Working data:

───

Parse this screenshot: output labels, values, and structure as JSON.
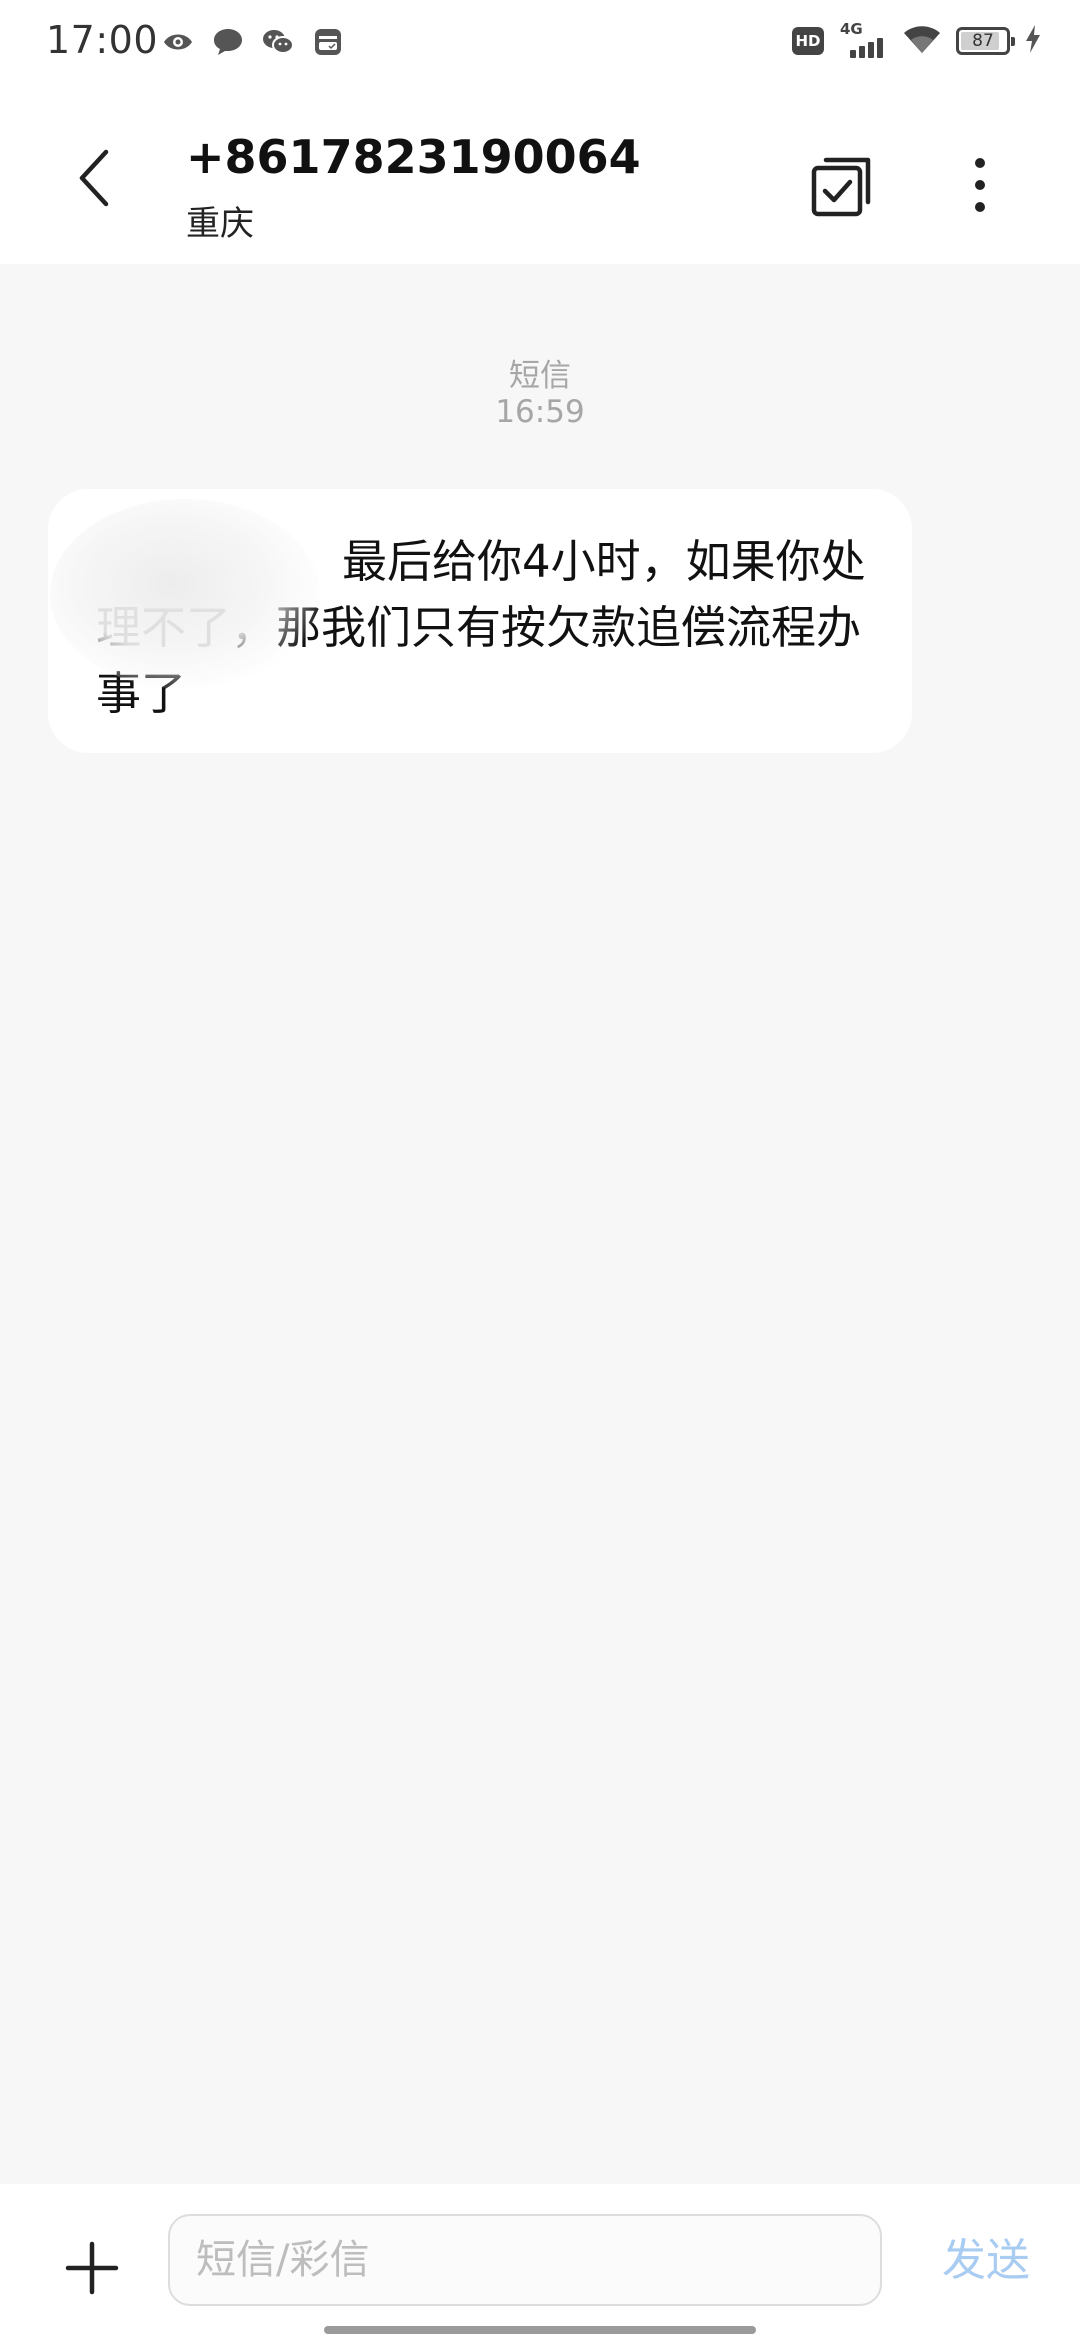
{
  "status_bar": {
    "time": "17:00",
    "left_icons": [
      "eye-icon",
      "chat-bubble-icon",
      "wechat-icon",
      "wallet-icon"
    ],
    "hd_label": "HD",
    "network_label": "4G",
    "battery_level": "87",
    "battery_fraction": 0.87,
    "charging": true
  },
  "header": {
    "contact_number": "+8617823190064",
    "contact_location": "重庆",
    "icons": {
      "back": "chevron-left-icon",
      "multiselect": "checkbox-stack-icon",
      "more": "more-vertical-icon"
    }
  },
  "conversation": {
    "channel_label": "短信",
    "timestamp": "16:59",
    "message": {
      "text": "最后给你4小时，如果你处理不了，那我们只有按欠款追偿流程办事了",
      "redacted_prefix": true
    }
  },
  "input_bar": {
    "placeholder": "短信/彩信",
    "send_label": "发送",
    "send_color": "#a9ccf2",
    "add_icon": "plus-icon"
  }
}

───

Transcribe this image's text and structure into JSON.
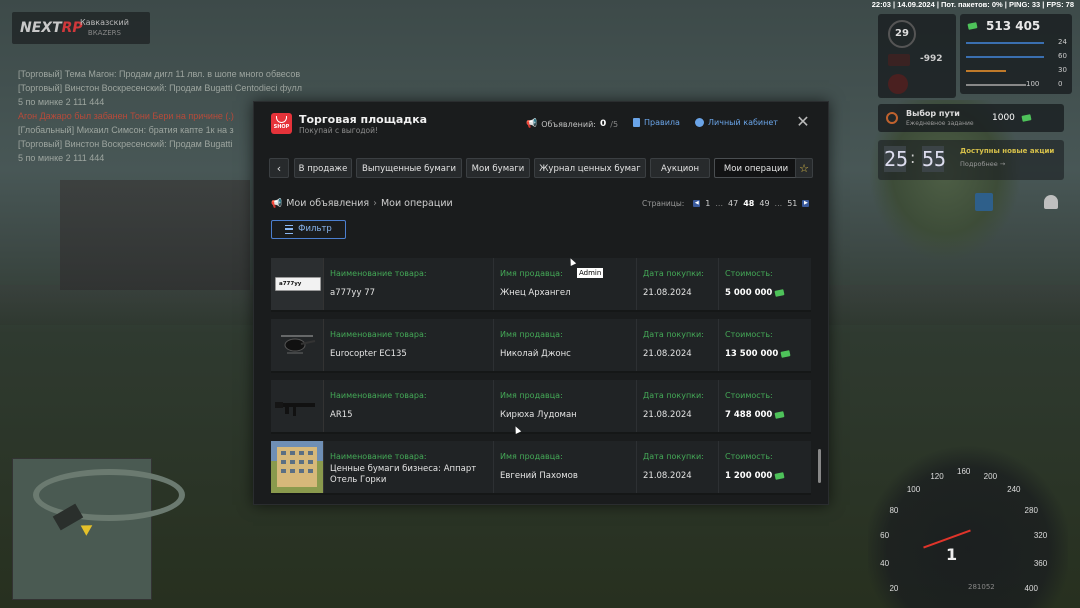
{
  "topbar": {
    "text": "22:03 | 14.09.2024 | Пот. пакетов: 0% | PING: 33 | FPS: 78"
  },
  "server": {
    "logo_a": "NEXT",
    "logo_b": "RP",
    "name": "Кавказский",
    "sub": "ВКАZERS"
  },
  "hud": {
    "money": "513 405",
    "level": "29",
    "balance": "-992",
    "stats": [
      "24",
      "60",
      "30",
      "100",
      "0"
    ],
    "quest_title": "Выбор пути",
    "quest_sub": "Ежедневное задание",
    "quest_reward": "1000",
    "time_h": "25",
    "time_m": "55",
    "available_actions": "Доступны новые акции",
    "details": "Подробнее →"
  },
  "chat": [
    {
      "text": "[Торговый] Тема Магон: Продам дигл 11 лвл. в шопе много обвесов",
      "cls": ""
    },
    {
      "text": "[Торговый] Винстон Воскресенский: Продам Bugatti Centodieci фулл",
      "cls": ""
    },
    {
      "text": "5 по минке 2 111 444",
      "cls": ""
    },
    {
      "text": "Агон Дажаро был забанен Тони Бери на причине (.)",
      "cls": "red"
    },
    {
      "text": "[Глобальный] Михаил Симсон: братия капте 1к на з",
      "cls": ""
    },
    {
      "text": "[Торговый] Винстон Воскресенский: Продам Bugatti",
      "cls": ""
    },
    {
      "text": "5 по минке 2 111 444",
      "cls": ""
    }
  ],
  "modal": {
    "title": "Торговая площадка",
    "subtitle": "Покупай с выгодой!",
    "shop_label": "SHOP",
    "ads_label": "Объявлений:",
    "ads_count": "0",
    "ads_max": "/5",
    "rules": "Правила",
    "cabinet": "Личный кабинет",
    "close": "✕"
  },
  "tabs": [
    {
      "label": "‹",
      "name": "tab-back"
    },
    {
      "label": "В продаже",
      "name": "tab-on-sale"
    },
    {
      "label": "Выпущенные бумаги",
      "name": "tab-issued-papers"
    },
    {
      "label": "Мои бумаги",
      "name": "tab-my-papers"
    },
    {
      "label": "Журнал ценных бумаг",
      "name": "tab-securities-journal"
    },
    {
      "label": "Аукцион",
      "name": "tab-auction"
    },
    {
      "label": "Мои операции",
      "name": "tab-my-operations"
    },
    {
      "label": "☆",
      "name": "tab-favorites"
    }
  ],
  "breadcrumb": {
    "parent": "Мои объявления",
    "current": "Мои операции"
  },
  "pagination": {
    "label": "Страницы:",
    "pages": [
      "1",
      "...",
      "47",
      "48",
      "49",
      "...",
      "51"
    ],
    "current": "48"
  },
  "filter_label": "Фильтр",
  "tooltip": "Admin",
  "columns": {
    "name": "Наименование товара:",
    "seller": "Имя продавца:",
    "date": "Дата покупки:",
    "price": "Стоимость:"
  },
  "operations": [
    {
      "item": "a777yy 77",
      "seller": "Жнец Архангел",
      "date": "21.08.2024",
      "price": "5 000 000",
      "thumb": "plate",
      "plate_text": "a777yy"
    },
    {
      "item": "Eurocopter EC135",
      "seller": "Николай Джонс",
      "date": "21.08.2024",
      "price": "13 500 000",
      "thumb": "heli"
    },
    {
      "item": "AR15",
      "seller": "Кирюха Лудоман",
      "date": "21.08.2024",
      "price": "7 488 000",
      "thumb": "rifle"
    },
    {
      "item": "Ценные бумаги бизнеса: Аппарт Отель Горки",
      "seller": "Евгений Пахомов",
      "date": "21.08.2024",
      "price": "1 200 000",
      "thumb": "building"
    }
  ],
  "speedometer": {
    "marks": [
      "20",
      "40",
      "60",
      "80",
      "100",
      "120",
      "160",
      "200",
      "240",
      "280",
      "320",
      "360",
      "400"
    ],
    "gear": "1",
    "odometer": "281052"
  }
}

───

Short task: The string "item" may appear in lines of the listing above; tally those lines and give the number only.

Completed exercise: 4